● MATERIAL PROVIDED:
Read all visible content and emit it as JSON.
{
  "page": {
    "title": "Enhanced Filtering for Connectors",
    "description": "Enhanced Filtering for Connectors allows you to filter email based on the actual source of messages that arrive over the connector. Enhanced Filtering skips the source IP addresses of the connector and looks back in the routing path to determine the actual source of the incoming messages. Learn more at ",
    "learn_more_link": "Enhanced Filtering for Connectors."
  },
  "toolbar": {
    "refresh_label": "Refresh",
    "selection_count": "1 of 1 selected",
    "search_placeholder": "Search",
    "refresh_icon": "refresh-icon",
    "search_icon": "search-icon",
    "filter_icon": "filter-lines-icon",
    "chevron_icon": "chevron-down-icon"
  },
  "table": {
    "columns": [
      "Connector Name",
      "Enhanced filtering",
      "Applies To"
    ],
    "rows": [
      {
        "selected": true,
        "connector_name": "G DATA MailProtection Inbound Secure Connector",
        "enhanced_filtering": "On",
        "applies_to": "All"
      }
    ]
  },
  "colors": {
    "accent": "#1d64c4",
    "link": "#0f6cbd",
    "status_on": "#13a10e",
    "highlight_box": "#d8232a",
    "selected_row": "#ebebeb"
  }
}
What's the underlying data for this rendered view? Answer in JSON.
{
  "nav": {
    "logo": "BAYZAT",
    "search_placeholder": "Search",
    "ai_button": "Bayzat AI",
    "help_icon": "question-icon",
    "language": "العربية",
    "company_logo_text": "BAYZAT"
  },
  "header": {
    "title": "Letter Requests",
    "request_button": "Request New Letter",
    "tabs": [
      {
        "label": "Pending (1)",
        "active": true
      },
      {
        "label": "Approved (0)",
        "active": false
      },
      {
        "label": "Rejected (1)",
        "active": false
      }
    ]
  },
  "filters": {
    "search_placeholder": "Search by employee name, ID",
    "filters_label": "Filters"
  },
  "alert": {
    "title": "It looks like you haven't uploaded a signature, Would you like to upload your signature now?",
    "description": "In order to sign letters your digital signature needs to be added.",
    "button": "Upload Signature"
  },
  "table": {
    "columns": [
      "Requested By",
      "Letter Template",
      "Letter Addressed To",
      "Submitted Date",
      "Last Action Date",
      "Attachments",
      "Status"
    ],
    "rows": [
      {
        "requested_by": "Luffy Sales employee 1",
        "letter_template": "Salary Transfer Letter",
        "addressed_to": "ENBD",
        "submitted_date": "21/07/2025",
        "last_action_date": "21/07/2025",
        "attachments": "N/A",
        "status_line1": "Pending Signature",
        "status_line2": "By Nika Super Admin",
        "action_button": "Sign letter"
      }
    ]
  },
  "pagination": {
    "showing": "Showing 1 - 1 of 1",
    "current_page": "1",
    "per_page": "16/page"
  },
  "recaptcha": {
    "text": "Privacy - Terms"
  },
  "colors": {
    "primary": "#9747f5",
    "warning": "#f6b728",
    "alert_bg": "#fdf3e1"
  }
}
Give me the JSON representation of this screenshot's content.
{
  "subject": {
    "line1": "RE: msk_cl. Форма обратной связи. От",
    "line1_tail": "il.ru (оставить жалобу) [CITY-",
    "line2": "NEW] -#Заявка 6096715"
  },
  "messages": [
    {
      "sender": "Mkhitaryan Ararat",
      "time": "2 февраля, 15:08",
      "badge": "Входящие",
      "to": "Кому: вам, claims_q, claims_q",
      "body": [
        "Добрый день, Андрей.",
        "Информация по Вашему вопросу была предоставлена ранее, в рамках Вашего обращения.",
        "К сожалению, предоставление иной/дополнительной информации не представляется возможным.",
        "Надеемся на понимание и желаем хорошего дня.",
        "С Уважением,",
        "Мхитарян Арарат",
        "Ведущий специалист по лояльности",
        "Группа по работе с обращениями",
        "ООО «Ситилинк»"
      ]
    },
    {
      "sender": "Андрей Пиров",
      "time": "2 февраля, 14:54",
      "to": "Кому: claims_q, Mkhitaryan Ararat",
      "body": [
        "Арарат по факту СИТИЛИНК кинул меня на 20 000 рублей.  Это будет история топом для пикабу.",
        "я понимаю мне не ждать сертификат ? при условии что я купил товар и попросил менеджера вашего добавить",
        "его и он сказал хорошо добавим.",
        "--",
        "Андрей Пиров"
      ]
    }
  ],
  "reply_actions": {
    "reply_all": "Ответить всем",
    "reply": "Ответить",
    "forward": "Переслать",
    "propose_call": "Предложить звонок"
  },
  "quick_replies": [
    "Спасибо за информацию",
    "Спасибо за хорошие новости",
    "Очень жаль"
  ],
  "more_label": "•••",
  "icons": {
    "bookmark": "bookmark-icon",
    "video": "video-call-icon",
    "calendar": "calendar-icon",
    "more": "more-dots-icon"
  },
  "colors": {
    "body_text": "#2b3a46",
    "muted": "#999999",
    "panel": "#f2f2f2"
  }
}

● TASK TO CARRY OUT: Return all lines of the material above in which the word "Спасибо" occurs.

● RESULT:
    "Спасибо за информацию",
    "Спасибо за хорошие новости",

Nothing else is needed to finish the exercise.